Objective
Say how many lines contain "coordinate"; the answer is the number alone.

*** Records for this exercise ***

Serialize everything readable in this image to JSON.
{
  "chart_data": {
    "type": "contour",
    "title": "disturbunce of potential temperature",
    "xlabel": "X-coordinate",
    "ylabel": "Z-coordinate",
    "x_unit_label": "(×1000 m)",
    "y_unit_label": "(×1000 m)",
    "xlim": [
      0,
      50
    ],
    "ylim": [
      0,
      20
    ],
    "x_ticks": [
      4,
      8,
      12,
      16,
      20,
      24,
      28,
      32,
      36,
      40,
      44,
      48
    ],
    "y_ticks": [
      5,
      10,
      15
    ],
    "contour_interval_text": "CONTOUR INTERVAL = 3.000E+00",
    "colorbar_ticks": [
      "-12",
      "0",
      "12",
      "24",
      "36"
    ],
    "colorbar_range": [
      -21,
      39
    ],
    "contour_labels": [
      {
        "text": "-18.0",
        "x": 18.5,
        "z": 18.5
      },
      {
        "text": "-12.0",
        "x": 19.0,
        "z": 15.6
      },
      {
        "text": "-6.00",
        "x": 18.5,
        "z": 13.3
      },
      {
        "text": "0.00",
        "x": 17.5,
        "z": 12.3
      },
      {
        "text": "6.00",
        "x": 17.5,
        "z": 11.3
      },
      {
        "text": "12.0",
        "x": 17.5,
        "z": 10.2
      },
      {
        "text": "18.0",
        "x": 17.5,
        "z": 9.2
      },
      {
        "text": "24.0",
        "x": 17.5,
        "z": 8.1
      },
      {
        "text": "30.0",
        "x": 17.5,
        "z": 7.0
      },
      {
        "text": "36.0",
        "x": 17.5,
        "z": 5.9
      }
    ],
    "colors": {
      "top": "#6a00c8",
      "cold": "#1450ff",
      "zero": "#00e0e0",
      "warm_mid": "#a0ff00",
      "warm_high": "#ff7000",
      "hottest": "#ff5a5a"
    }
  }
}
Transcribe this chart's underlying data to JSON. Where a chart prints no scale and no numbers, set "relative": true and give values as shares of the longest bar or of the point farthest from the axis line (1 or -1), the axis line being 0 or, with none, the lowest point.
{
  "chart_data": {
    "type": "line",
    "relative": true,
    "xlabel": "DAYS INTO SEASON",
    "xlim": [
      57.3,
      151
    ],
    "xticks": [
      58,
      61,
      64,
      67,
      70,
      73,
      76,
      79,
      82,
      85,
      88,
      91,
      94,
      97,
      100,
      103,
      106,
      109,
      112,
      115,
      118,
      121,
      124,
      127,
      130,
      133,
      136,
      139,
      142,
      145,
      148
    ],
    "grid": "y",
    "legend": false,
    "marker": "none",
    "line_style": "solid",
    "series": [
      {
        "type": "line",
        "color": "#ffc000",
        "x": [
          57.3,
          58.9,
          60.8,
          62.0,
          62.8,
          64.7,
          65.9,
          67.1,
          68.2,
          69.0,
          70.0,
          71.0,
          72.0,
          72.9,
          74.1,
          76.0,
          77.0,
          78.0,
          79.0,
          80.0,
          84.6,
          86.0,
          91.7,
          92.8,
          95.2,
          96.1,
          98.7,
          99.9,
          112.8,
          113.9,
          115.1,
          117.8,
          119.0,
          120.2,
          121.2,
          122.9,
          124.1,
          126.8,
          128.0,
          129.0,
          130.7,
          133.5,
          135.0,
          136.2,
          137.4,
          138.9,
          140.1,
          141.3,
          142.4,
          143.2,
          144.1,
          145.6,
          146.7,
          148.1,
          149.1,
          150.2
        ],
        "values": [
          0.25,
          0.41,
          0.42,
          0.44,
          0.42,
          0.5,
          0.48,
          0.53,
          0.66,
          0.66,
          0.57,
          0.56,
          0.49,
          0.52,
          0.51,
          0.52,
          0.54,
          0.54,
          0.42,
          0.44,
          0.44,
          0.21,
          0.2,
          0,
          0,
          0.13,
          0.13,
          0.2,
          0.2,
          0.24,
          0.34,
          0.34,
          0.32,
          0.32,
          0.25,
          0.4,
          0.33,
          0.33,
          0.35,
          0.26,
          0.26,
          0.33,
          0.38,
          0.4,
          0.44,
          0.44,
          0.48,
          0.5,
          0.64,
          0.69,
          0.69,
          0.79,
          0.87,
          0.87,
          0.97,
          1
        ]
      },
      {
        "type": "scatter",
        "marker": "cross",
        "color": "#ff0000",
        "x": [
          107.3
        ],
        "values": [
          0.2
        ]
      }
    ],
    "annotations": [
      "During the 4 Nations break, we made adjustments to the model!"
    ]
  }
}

***

Output for this task
2